--- begin GIVEN ENTRIES ---

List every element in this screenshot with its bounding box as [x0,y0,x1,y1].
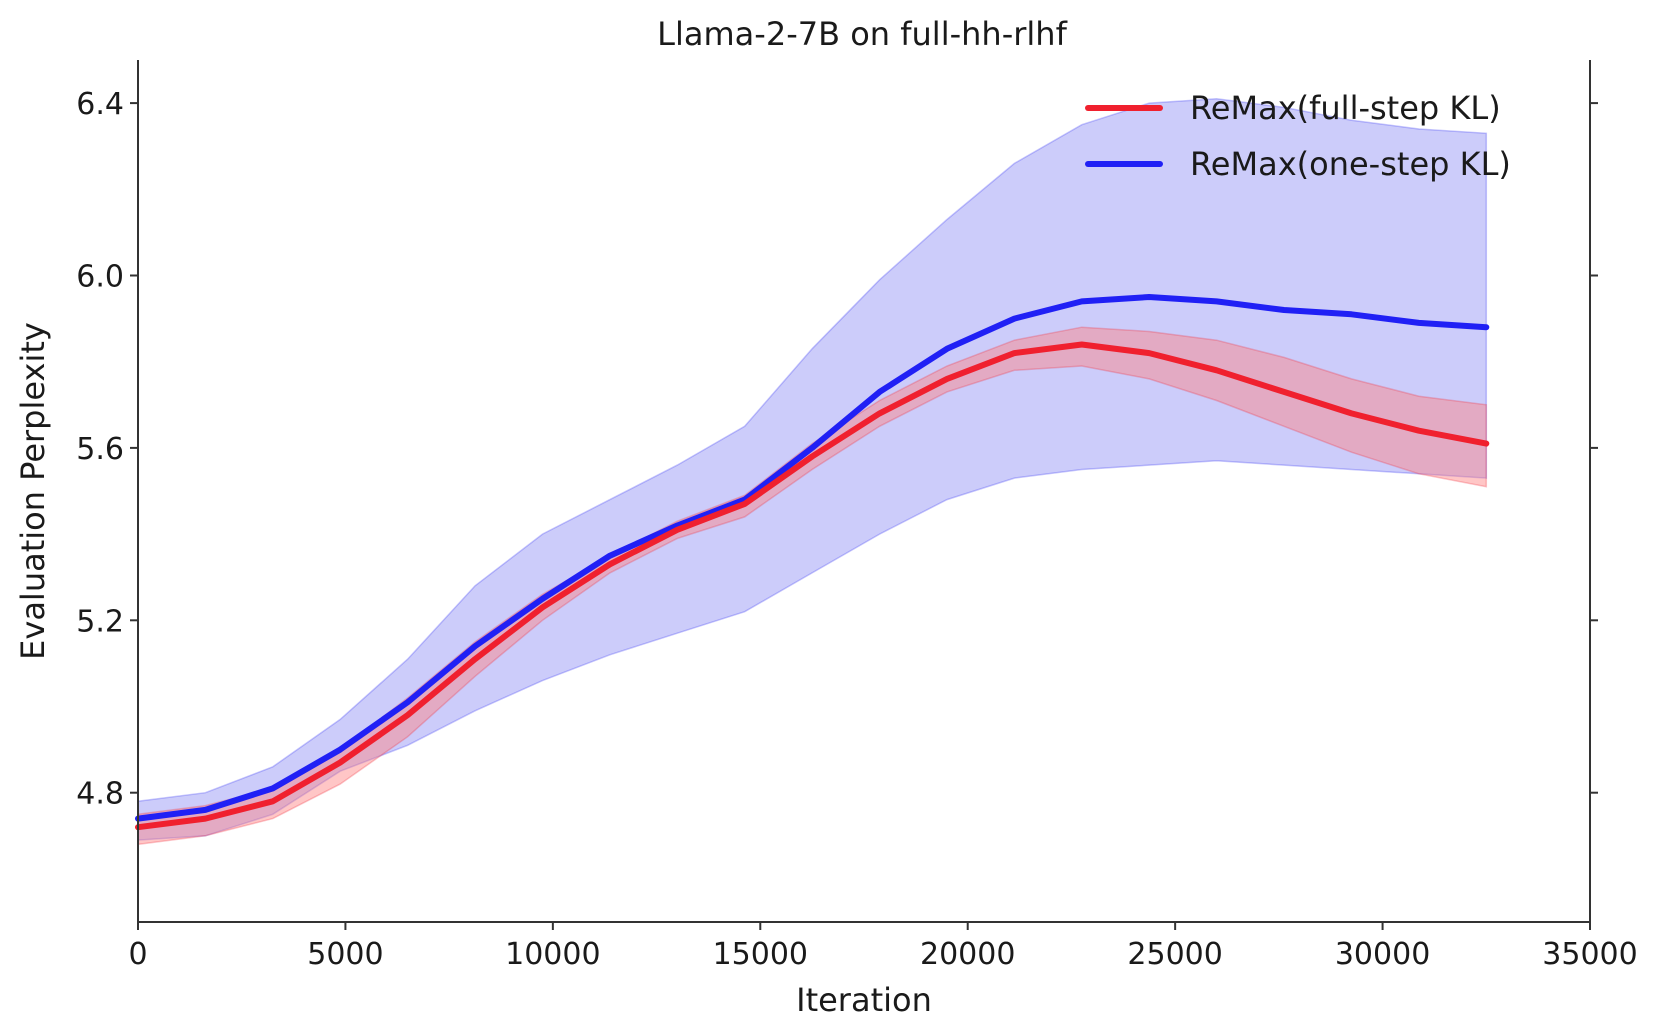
x-axis-ticks: 0 5000 10000 15000 20000 25000 30000 35000 [128,922,1638,972]
line-full-step-kl [135,341,1490,831]
series-lines [135,294,1490,831]
x-axis-label: Iteration [796,981,932,1019]
y-tick-label: 6.4 [76,87,124,122]
x-tick-label: 25000 [1127,937,1222,972]
y-axis-label: Evaluation Perplexity [14,322,52,660]
y-tick-label: 5.6 [76,432,124,467]
y-tick-label: 5.2 [76,604,124,639]
x-tick-label: 15000 [713,937,808,972]
x-tick-label: 5000 [307,937,383,972]
legend-label: ReMax(full-step KL) [1190,89,1501,127]
band-one-step-kl [137,98,1488,841]
y-axis-ticks: 4.8 5.2 5.6 6.0 6.4 [76,87,1598,812]
x-tick-label: 10000 [505,937,600,972]
confidence-bands [137,98,1488,846]
line-one-step-kl [135,294,1490,822]
y-tick-label: 4.8 [76,777,124,812]
x-tick-label: 30000 [1335,937,1430,972]
legend: ReMax(full-step KL) ReMax(one-step KL) [1085,89,1511,183]
chart-title: Llama-2-7B on full-hh-rlhf [657,15,1067,53]
y-tick-label: 6.0 [76,260,124,295]
x-tick-label: 20000 [920,937,1015,972]
axes [137,60,1591,923]
x-tick-label: 35000 [1542,937,1637,972]
legend-label: ReMax(one-step KL) [1190,145,1511,183]
x-tick-label: 0 [128,937,147,972]
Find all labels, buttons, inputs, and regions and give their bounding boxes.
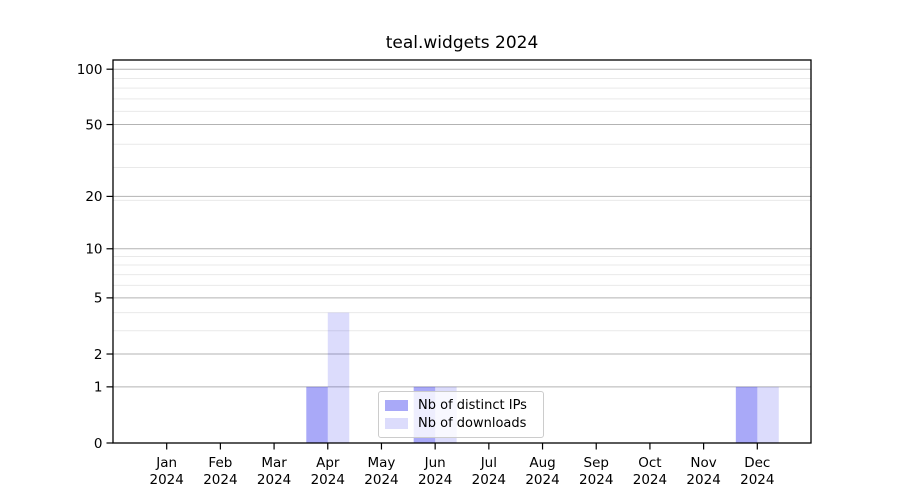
x-tick-label-month: Jan: [155, 455, 177, 471]
legend-label-distinct-ips: Nb of distinct IPs: [418, 398, 527, 414]
x-tick-label-month: Oct: [638, 455, 661, 471]
x-tick-label-year: 2024: [525, 472, 559, 488]
x-tick-label-month: Jul: [480, 455, 497, 471]
x-tick-label-month: Feb: [208, 455, 232, 471]
bar-distinct-ips-apr: [306, 386, 328, 443]
x-tick-label-month: Apr: [316, 455, 340, 471]
y-tick-label: 2: [94, 347, 103, 363]
x-tick-label-year: 2024: [203, 472, 237, 488]
axes-frame: [112, 59, 812, 444]
x-tick-label-year: 2024: [740, 472, 774, 488]
y-tick-label: 20: [85, 189, 102, 205]
y-tick-label: 0: [94, 436, 103, 452]
x-tick-label-year: 2024: [579, 472, 613, 488]
x-tick-label-year: 2024: [418, 472, 452, 488]
x-tick-label-month: Dec: [744, 455, 770, 471]
x-tick-label-year: 2024: [472, 472, 506, 488]
legend: Nb of distinct IPs Nb of downloads: [378, 391, 544, 438]
x-tick-label-month: Jun: [424, 455, 446, 471]
chart-title: teal.widgets 2024: [385, 33, 539, 53]
x-tick-label-month: Mar: [261, 455, 287, 471]
x-tick-label-month: Aug: [529, 455, 555, 471]
downloads-swatch-icon: [385, 417, 408, 429]
x-tick-label-year: 2024: [311, 472, 345, 488]
x-tick-label-month: May: [368, 455, 396, 471]
y-tick-label: 1: [94, 380, 103, 396]
x-tick-label-year: 2024: [150, 472, 184, 488]
x-tick-label-year: 2024: [364, 472, 398, 488]
bar-distinct-ips-dec: [735, 386, 758, 443]
legend-item-downloads: Nb of downloads: [385, 415, 535, 431]
legend-label-downloads: Nb of downloads: [418, 415, 527, 431]
x-tick-label-year: 2024: [633, 472, 667, 488]
bar-downloads-dec: [757, 386, 779, 443]
x-tick-label-year: 2024: [686, 472, 720, 488]
x-tick-label-month: Nov: [690, 455, 716, 471]
legend-item-distinct-ips: Nb of distinct IPs: [385, 398, 535, 414]
distinct-ips-swatch-icon: [385, 400, 408, 412]
y-tick-label: 10: [85, 242, 102, 258]
y-tick-label: 100: [77, 62, 103, 78]
y-tick-label: 5: [94, 291, 103, 307]
x-tick-label-year: 2024: [257, 472, 291, 488]
bar-downloads-apr: [327, 312, 350, 443]
y-tick-label: 50: [85, 117, 102, 133]
x-tick-label-month: Sep: [584, 455, 609, 471]
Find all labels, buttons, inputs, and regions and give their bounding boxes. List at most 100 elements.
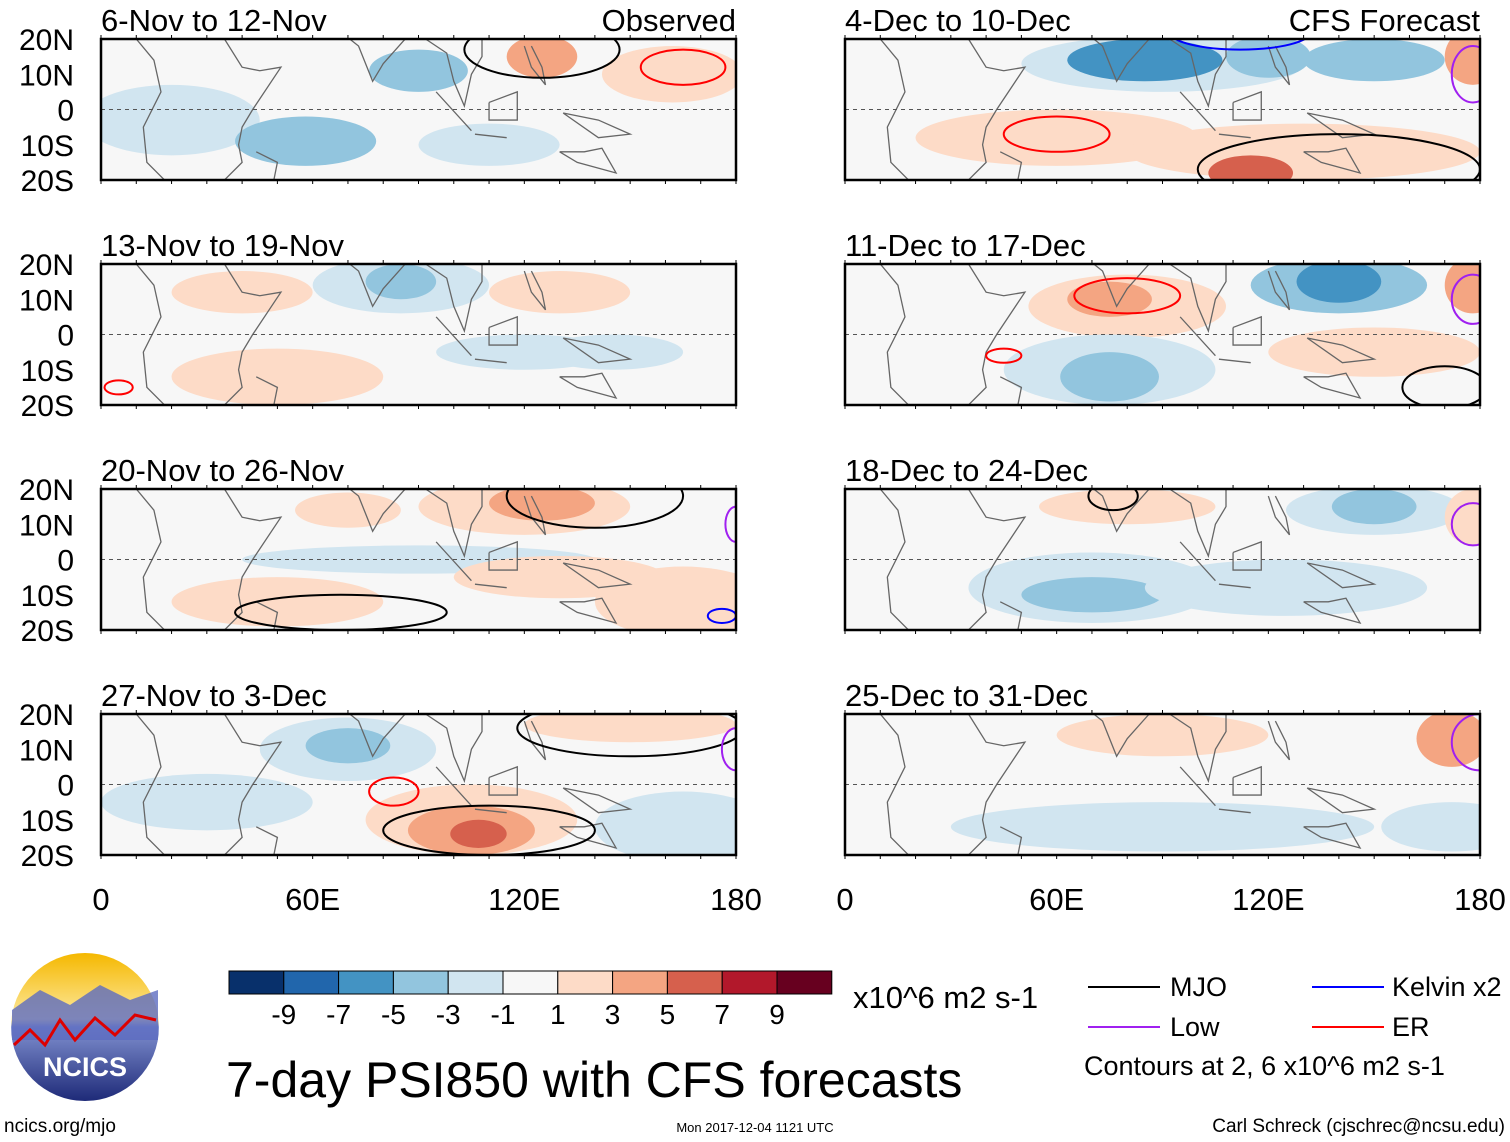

--- end GIVEN ENTRIES ---

Recast the whole listing above as a numbered list, one line per item, with blank lines dropped. Leave the pictures out of your answer.

- WRITTEN SOLUTION -
1. List every element in this screenshot with its bounding box as [x0,y0,x1,y1].
2. x-axis-ticks: 0 5000 10000 15000 20000 25000 30000 35000 [128,922,1638,972]
3. line-full-step-kl [135,341,1490,831]
4. series-lines [135,294,1490,831]
5. x-axis-label: Iteration [796,981,932,1019]
6. y-tick-label: 6.4 [76,87,124,122]
7. x-tick-label: 25000 [1127,937,1222,972]
8. y-axis-label: Evaluation Perplexity [14,322,52,660]
9. y-tick-label: 5.6 [76,432,124,467]
10. y-tick-label: 5.2 [76,604,124,639]
11. x-tick-label: 15000 [713,937,808,972]
12. x-tick-label: 5000 [307,937,383,972]
13. legend-label: ReMax(full-step KL) [1190,89,1501,127]
14. band-one-step-kl [137,98,1488,841]
15. y-axis-ticks: 4.8 5.2 5.6 6.0 6.4 [76,87,1598,812]
16. x-tick-label: 10000 [505,937,600,972]
17. confidence-bands [137,98,1488,846]
18. line-one-step-kl [135,294,1490,822]
19. y-tick-label: 4.8 [76,777,124,812]
20. x-tick-label: 30000 [1335,937,1430,972]
21. legend: ReMax(full-step KL) ReMax(one-step KL) [1085,89,1511,183]
22. chart-title: Llama-2-7B on full-hh-rlhf [657,15,1067,53]
23. y-tick-label: 6.0 [76,260,124,295]
24. x-tick-label: 20000 [920,937,1015,972]
25. axes [137,60,1591,923]
26. x-tick-label: 35000 [1542,937,1637,972]
27. legend-label: ReMax(one-step KL) [1190,145,1511,183]
28. x-tick-label: 0 [128,937,147,972]
29. Find all labels, buttons, inputs, and regions and give their bounding boxes.
30. x-tick-label-month: Jan: [155, 455, 177, 471]
31. legend-label-distinct-ips: Nb of distinct IPs: [418, 398, 527, 414]
32. x-tick-label-month: Oct: [638, 455, 661, 471]
33. x-tick-label-year: 2024: [525, 472, 559, 488]
34. x-tick-label-month: Jul: [480, 455, 497, 471]
35. x-tick-label-month: Feb: [208, 455, 232, 471]
36. bar-distinct-ips-apr: [306, 386, 328, 443]
37. x-tick-label-month: Apr: [316, 455, 340, 471]
38. y-tick-label: 2: [94, 347, 103, 363]
39. x-tick-label-year: 2024: [203, 472, 237, 488]
40. axes-frame: [112, 59, 812, 444]
41. x-tick-label-year: 2024: [740, 472, 774, 488]
42. y-tick-label: 20: [85, 189, 102, 205]
43. y-tick-label: 0: [94, 436, 103, 452]
44. x-tick-label-year: 2024: [579, 472, 613, 488]
45. x-tick-label-year: 2024: [418, 472, 452, 488]
46. x-tick-label-month: Dec: [744, 455, 770, 471]
47. x-tick-label-year: 2024: [472, 472, 506, 488]
48. legend: Nb of distinct IPs Nb of downloads: [378, 391, 544, 438]
49. x-tick-label-month: Jun: [424, 455, 446, 471]
50. chart-title: teal.widgets 2024: [385, 33, 539, 53]
51. x-tick-label-month: Mar: [261, 455, 287, 471]
52. x-tick-label-month: Aug: [529, 455, 555, 471]
53. downloads-swatch-icon: [385, 417, 408, 429]
54. x-tick-label-year: 2024: [311, 472, 345, 488]
55. x-tick-label-month: May: [368, 455, 396, 471]
56. y-tick-label: 1: [94, 380, 103, 396]
57. x-tick-label-year: 2024: [150, 472, 184, 488]
58. x-tick-label-year: 2024: [364, 472, 398, 488]
59. bar-distinct-ips-dec: [735, 386, 758, 443]
60. legend-item-downloads: Nb of downloads: [385, 415, 535, 431]
61. legend-label-downloads: Nb of downloads: [418, 415, 527, 431]
62. x-tick-label-year: 2024: [633, 472, 667, 488]
63. bar-downloads-dec: [757, 386, 779, 443]
64. x-tick-label-year: 2024: [686, 472, 720, 488]
65. x-tick-label-month: Nov: [690, 455, 716, 471]
66. legend-item-distinct-ips: Nb of distinct IPs: [385, 398, 535, 414]
67. distinct-ips-swatch-icon: [385, 400, 408, 412]
68. y-tick-label: 10: [85, 242, 102, 258]
69. y-tick-label: 100: [77, 62, 103, 78]
70. y-tick-label: 5: [94, 291, 103, 307]
71. x-tick-label-year: 2024: [257, 472, 291, 488]
72. bar-downloads-apr: [327, 312, 350, 443]
73. y-tick-label: 50: [85, 117, 102, 133]
74. x-tick-label-month: Sep: [584, 455, 609, 471]
75. Find all labels, buttons, inputs, and regions and give their bounding boxes. List at most 100 elements.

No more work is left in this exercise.